[start]

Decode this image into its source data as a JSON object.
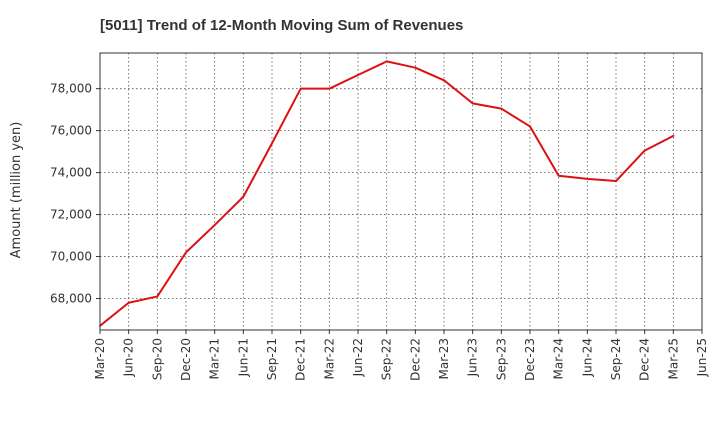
{
  "chart_data": {
    "type": "line",
    "title": "[5011]  Trend of 12-Month Moving Sum of Revenues",
    "xlabel": "",
    "ylabel": "Amount (million yen)",
    "x_ticks": [
      "Mar-20",
      "Jun-20",
      "Sep-20",
      "Dec-20",
      "Mar-21",
      "Jun-21",
      "Sep-21",
      "Dec-21",
      "Mar-22",
      "Jun-22",
      "Sep-22",
      "Dec-22",
      "Mar-23",
      "Jun-23",
      "Sep-23",
      "Dec-23",
      "Mar-24",
      "Jun-24",
      "Sep-24",
      "Dec-24",
      "Mar-25",
      "Jun-25"
    ],
    "y_ticks": [
      68000,
      70000,
      72000,
      74000,
      76000,
      78000
    ],
    "y_tick_labels": [
      "68,000",
      "70,000",
      "72,000",
      "74,000",
      "76,000",
      "78,000"
    ],
    "ylim": [
      66500,
      79700
    ],
    "grid": true,
    "series": [
      {
        "color": "#dd1111",
        "x": [
          "Mar-20",
          "Jun-20",
          "Sep-20",
          "Dec-20",
          "Mar-21",
          "Jun-21",
          "Sep-21",
          "Dec-21",
          "Mar-22",
          "Jun-22",
          "Sep-22",
          "Dec-22",
          "Mar-23",
          "Jun-23",
          "Sep-23",
          "Dec-23",
          "Mar-24",
          "Jun-24",
          "Sep-24",
          "Dec-24",
          "Mar-25"
        ],
        "values": [
          66700,
          67800,
          68100,
          70200,
          71500,
          72850,
          75400,
          78000,
          78000,
          78650,
          79300,
          79000,
          78400,
          77300,
          77050,
          76200,
          73850,
          73700,
          73600,
          75050,
          75750
        ]
      }
    ]
  }
}
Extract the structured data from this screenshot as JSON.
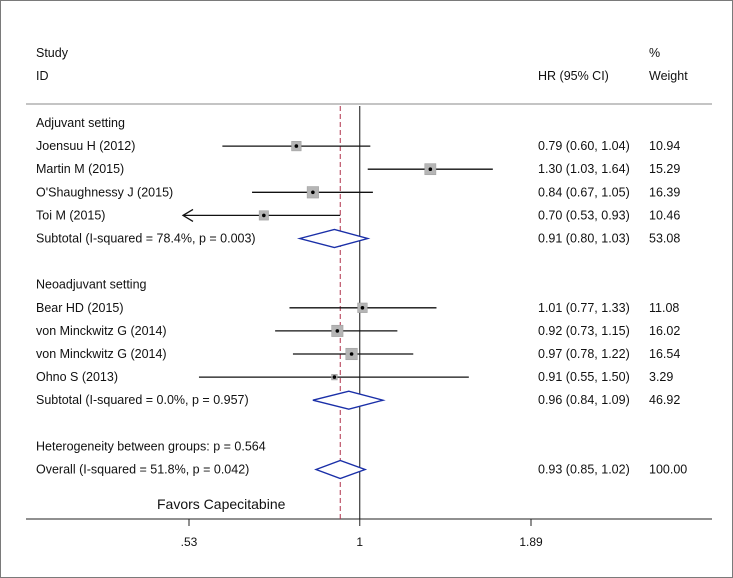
{
  "chart_data": {
    "type": "forest",
    "title": "",
    "header": {
      "study_line1": "Study",
      "study_line2": "ID",
      "effect_label": "HR (95% CI)",
      "weight_line1": "%",
      "weight_line2": "Weight"
    },
    "x_scale": "log",
    "xlim": [
      0.53,
      1.89
    ],
    "ticks": [
      {
        "label": ".53",
        "value": 0.53
      },
      {
        "label": "1",
        "value": 1.0
      },
      {
        "label": "1.89",
        "value": 1.89
      }
    ],
    "null_line": 1.0,
    "overall_line": 0.93,
    "favors_label": "Favors Capecitabine",
    "rows": [
      {
        "kind": "heading",
        "label": "Adjuvant setting"
      },
      {
        "kind": "study",
        "label": "Joensuu H (2012)",
        "hr": 0.79,
        "lo": 0.6,
        "hi": 1.04,
        "ci_text": "0.79 (0.60, 1.04)",
        "weight": 10.94,
        "weight_text": "10.94"
      },
      {
        "kind": "study",
        "label": "Martin M (2015)",
        "hr": 1.3,
        "lo": 1.03,
        "hi": 1.64,
        "ci_text": "1.30 (1.03, 1.64)",
        "weight": 15.29,
        "weight_text": "15.29"
      },
      {
        "kind": "study",
        "label": "O'Shaughnessy J (2015)",
        "hr": 0.84,
        "lo": 0.67,
        "hi": 1.05,
        "ci_text": "0.84 (0.67, 1.05)",
        "weight": 16.39,
        "weight_text": "16.39"
      },
      {
        "kind": "study",
        "label": "Toi M (2015)",
        "hr": 0.7,
        "lo": 0.53,
        "hi": 0.93,
        "ci_text": "0.70 (0.53, 0.93)",
        "weight": 10.46,
        "weight_text": "10.46",
        "arrow_left": true
      },
      {
        "kind": "subtotal",
        "label": "Subtotal  (I-squared = 78.4%, p = 0.003)",
        "hr": 0.91,
        "lo": 0.8,
        "hi": 1.03,
        "ci_text": "0.91 (0.80, 1.03)",
        "weight_text": "53.08"
      },
      {
        "kind": "gap"
      },
      {
        "kind": "heading",
        "label": "Neoadjuvant setting"
      },
      {
        "kind": "study",
        "label": "Bear HD (2015)",
        "hr": 1.01,
        "lo": 0.77,
        "hi": 1.33,
        "ci_text": "1.01 (0.77, 1.33)",
        "weight": 11.08,
        "weight_text": "11.08"
      },
      {
        "kind": "study",
        "label": "von Minckwitz G (2014)",
        "hr": 0.92,
        "lo": 0.73,
        "hi": 1.15,
        "ci_text": "0.92 (0.73, 1.15)",
        "weight": 16.02,
        "weight_text": "16.02"
      },
      {
        "kind": "study",
        "label": "von Minckwitz G (2014)",
        "hr": 0.97,
        "lo": 0.78,
        "hi": 1.22,
        "ci_text": "0.97 (0.78, 1.22)",
        "weight": 16.54,
        "weight_text": "16.54"
      },
      {
        "kind": "study",
        "label": "Ohno S (2013)",
        "hr": 0.91,
        "lo": 0.55,
        "hi": 1.5,
        "ci_text": "0.91 (0.55, 1.50)",
        "weight": 3.29,
        "weight_text": "3.29"
      },
      {
        "kind": "subtotal",
        "label": "Subtotal  (I-squared = 0.0%, p = 0.957)",
        "hr": 0.96,
        "lo": 0.84,
        "hi": 1.09,
        "ci_text": "0.96 (0.84, 1.09)",
        "weight_text": "46.92"
      },
      {
        "kind": "gap"
      },
      {
        "kind": "heading",
        "label": "Heterogeneity between groups: p = 0.564"
      },
      {
        "kind": "overall",
        "label": "Overall  (I-squared = 51.8%, p = 0.042)",
        "hr": 0.93,
        "lo": 0.85,
        "hi": 1.02,
        "ci_text": "0.93 (0.85, 1.02)",
        "weight_text": "100.00"
      }
    ]
  }
}
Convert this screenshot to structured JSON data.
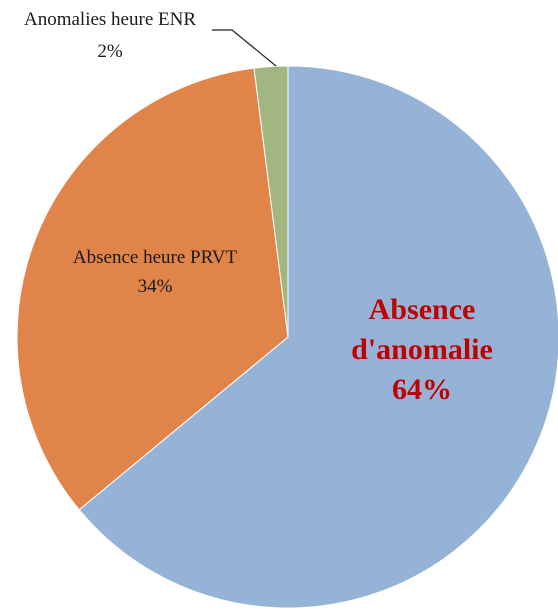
{
  "chart_data": {
    "type": "pie",
    "categories": [
      "Absence d'anomalie",
      "Absence heure PRVT",
      "Anomalies heure ENR"
    ],
    "values": [
      64,
      34,
      2
    ],
    "value_labels": [
      "64%",
      "34%",
      "2%"
    ],
    "colors": [
      "#95b3d7",
      "#e0844a",
      "#a2b681"
    ]
  }
}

[end]

### AIM
Every record above should come back exactly, but without its pictures.

### WRITTEN REPLY
Decode this image into its source data as a JSON object.
{
  "chart_data": {
    "type": "line",
    "title": "[5011]  Trend of 12-Month Moving Sum of Revenues",
    "xlabel": "",
    "ylabel": "Amount (million yen)",
    "x_ticks": [
      "Mar-20",
      "Jun-20",
      "Sep-20",
      "Dec-20",
      "Mar-21",
      "Jun-21",
      "Sep-21",
      "Dec-21",
      "Mar-22",
      "Jun-22",
      "Sep-22",
      "Dec-22",
      "Mar-23",
      "Jun-23",
      "Sep-23",
      "Dec-23",
      "Mar-24",
      "Jun-24",
      "Sep-24",
      "Dec-24",
      "Mar-25",
      "Jun-25"
    ],
    "y_ticks": [
      68000,
      70000,
      72000,
      74000,
      76000,
      78000
    ],
    "y_tick_labels": [
      "68,000",
      "70,000",
      "72,000",
      "74,000",
      "76,000",
      "78,000"
    ],
    "ylim": [
      66500,
      79700
    ],
    "grid": true,
    "series": [
      {
        "color": "#dd1111",
        "x": [
          "Mar-20",
          "Jun-20",
          "Sep-20",
          "Dec-20",
          "Mar-21",
          "Jun-21",
          "Sep-21",
          "Dec-21",
          "Mar-22",
          "Jun-22",
          "Sep-22",
          "Dec-22",
          "Mar-23",
          "Jun-23",
          "Sep-23",
          "Dec-23",
          "Mar-24",
          "Jun-24",
          "Sep-24",
          "Dec-24",
          "Mar-25"
        ],
        "values": [
          66700,
          67800,
          68100,
          70200,
          71500,
          72850,
          75400,
          78000,
          78000,
          78650,
          79300,
          79000,
          78400,
          77300,
          77050,
          76200,
          73850,
          73700,
          73600,
          75050,
          75750
        ]
      }
    ]
  }
}
Extract the structured data from this screenshot as JSON.
{
  "chart_data": {
    "type": "forest",
    "title": "",
    "header": {
      "study_line1": "Study",
      "study_line2": "ID",
      "effect_label": "HR (95% CI)",
      "weight_line1": "%",
      "weight_line2": "Weight"
    },
    "x_scale": "log",
    "xlim": [
      0.53,
      1.89
    ],
    "ticks": [
      {
        "label": ".53",
        "value": 0.53
      },
      {
        "label": "1",
        "value": 1.0
      },
      {
        "label": "1.89",
        "value": 1.89
      }
    ],
    "null_line": 1.0,
    "overall_line": 0.93,
    "favors_label": "Favors Capecitabine",
    "rows": [
      {
        "kind": "heading",
        "label": "Adjuvant setting"
      },
      {
        "kind": "study",
        "label": "Joensuu H (2012)",
        "hr": 0.79,
        "lo": 0.6,
        "hi": 1.04,
        "ci_text": "0.79 (0.60, 1.04)",
        "weight": 10.94,
        "weight_text": "10.94"
      },
      {
        "kind": "study",
        "label": "Martin M (2015)",
        "hr": 1.3,
        "lo": 1.03,
        "hi": 1.64,
        "ci_text": "1.30 (1.03, 1.64)",
        "weight": 15.29,
        "weight_text": "15.29"
      },
      {
        "kind": "study",
        "label": "O'Shaughnessy J (2015)",
        "hr": 0.84,
        "lo": 0.67,
        "hi": 1.05,
        "ci_text": "0.84 (0.67, 1.05)",
        "weight": 16.39,
        "weight_text": "16.39"
      },
      {
        "kind": "study",
        "label": "Toi M (2015)",
        "hr": 0.7,
        "lo": 0.53,
        "hi": 0.93,
        "ci_text": "0.70 (0.53, 0.93)",
        "weight": 10.46,
        "weight_text": "10.46",
        "arrow_left": true
      },
      {
        "kind": "subtotal",
        "label": "Subtotal  (I-squared = 78.4%, p = 0.003)",
        "hr": 0.91,
        "lo": 0.8,
        "hi": 1.03,
        "ci_text": "0.91 (0.80, 1.03)",
        "weight_text": "53.08"
      },
      {
        "kind": "gap"
      },
      {
        "kind": "heading",
        "label": "Neoadjuvant setting"
      },
      {
        "kind": "study",
        "label": "Bear HD (2015)",
        "hr": 1.01,
        "lo": 0.77,
        "hi": 1.33,
        "ci_text": "1.01 (0.77, 1.33)",
        "weight": 11.08,
        "weight_text": "11.08"
      },
      {
        "kind": "study",
        "label": "von Minckwitz G (2014)",
        "hr": 0.92,
        "lo": 0.73,
        "hi": 1.15,
        "ci_text": "0.92 (0.73, 1.15)",
        "weight": 16.02,
        "weight_text": "16.02"
      },
      {
        "kind": "study",
        "label": "von Minckwitz G (2014)",
        "hr": 0.97,
        "lo": 0.78,
        "hi": 1.22,
        "ci_text": "0.97 (0.78, 1.22)",
        "weight": 16.54,
        "weight_text": "16.54"
      },
      {
        "kind": "study",
        "label": "Ohno S (2013)",
        "hr": 0.91,
        "lo": 0.55,
        "hi": 1.5,
        "ci_text": "0.91 (0.55, 1.50)",
        "weight": 3.29,
        "weight_text": "3.29"
      },
      {
        "kind": "subtotal",
        "label": "Subtotal  (I-squared = 0.0%, p = 0.957)",
        "hr": 0.96,
        "lo": 0.84,
        "hi": 1.09,
        "ci_text": "0.96 (0.84, 1.09)",
        "weight_text": "46.92"
      },
      {
        "kind": "gap"
      },
      {
        "kind": "heading",
        "label": "Heterogeneity between groups: p = 0.564"
      },
      {
        "kind": "overall",
        "label": "Overall  (I-squared = 51.8%, p = 0.042)",
        "hr": 0.93,
        "lo": 0.85,
        "hi": 1.02,
        "ci_text": "0.93 (0.85, 1.02)",
        "weight_text": "100.00"
      }
    ]
  }
}
Convert this screenshot to structured JSON data.
{
  "chart_data": {
    "type": "pie",
    "categories": [
      "Absence d'anomalie",
      "Absence heure PRVT",
      "Anomalies heure ENR"
    ],
    "values": [
      64,
      34,
      2
    ],
    "value_labels": [
      "64%",
      "34%",
      "2%"
    ],
    "colors": [
      "#95b3d7",
      "#e0844a",
      "#a2b681"
    ]
  }
}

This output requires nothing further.